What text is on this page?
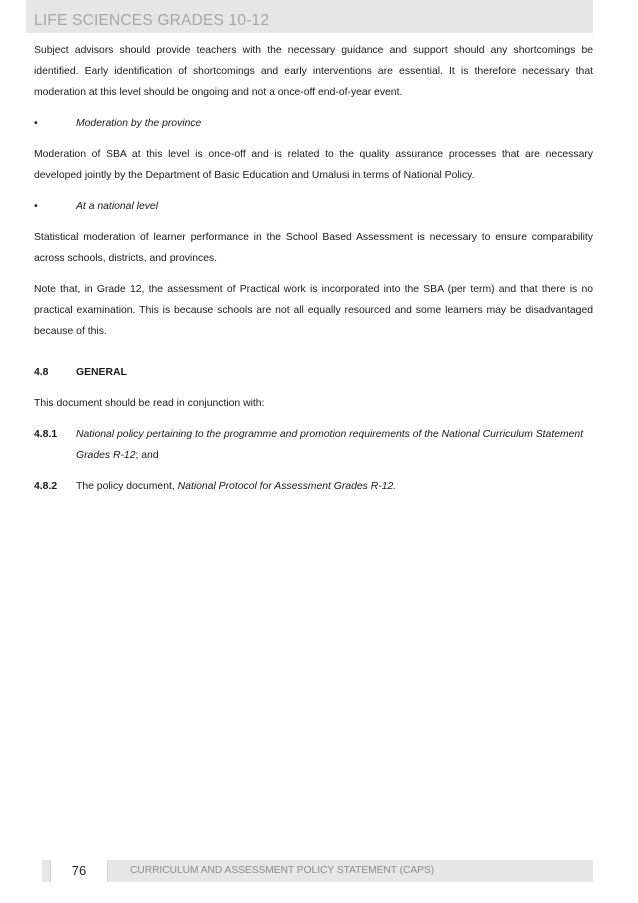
LIFE SCIENCES GRADES 10-12

Subject advisors should provide teachers with the necessary guidance and support should any shortcomings be identified. Early identification of shortcomings and early interventions are essential. It is therefore necessary that moderation at this level should be ongoing and not a once-off end-of-year event.

•	Moderation by the province

Moderation of SBA at this level is once-off and is related to the quality assurance processes that are necessary developed jointly by the Department of Basic Education and Umalusi in terms of National Policy.

•	At a national level

Statistical moderation of learner performance in the School Based Assessment is necessary to ensure comparability across schools, districts, and provinces.

Note that, in Grade 12, the assessment of Practical work is incorporated into the SBA (per term) and that there is no practical examination. This is because schools are not all equally resourced and some learners may be disadvantaged because of this.

4.8	GENERAL

This document should be read in conjunction with:

4.8.1	National policy pertaining to the programme and promotion requirements of the National Curriculum Statement Grades R-12; and
4.8.2	The policy document, National Protocol for Assessment Grades R-12.
76	CURRICULUM AND ASSESSMENT POLICY STATEMENT (CAPS)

※

**Aim of the exercise:**
Copy the material above exactly and drop the pictures.

**Task output:**
What text is on this page?
LIFE SCIENCES GRADES 10-12

Subject advisors should provide teachers with the necessary guidance and support should any shortcomings be identified. Early identification of shortcomings and early interventions are essential. It is therefore necessary that moderation at this level should be ongoing and not a once-off end-of-year event.

•	Moderation by the province

Moderation of SBA at this level is once-off and is related to the quality assurance processes that are necessary developed jointly by the Department of Basic Education and Umalusi in terms of National Policy.

•	At a national level

Statistical moderation of learner performance in the School Based Assessment is necessary to ensure comparability across schools, districts, and provinces.

Note that, in Grade 12, the assessment of Practical work is incorporated into the SBA (per term) and that there is no practical examination. This is because schools are not all equally resourced and some learners may be disadvantaged because of this.

4.8	GENERAL

This document should be read in conjunction with:

4.8.1	National policy pertaining to the programme and promotion requirements of the National Curriculum Statement Grades R-12; and
4.8.2	The policy document, National Protocol for Assessment Grades R-12.
76	CURRICULUM AND ASSESSMENT POLICY STATEMENT (CAPS)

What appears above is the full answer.